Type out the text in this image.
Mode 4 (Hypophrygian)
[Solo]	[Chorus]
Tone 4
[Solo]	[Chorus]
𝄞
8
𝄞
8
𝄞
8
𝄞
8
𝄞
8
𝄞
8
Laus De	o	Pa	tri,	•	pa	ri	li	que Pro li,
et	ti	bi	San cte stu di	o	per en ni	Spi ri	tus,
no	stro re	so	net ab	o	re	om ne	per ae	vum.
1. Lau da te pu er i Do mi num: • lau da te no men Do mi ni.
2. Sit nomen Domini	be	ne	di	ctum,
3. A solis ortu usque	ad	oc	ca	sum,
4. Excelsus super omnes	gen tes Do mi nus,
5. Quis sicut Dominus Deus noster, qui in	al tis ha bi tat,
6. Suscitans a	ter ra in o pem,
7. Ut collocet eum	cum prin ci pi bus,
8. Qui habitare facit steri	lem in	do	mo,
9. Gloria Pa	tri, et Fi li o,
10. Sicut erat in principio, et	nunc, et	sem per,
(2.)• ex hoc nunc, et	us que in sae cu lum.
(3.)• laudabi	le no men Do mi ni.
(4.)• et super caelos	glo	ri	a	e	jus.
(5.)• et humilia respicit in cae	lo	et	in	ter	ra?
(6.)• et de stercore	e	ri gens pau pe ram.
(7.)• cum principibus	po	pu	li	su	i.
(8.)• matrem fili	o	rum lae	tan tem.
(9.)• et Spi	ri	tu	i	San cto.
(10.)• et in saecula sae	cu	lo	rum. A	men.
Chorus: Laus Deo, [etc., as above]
——————————
§ **WHAT YOU WILL DO**
Pick out each line containing "nunc" and report it.

§ **EXERCISE OUTPUT**
10. Sicut erat in principio, et	nunc, et	sem per,
(2.)• ex hoc nunc, et	us que in sae cu lum.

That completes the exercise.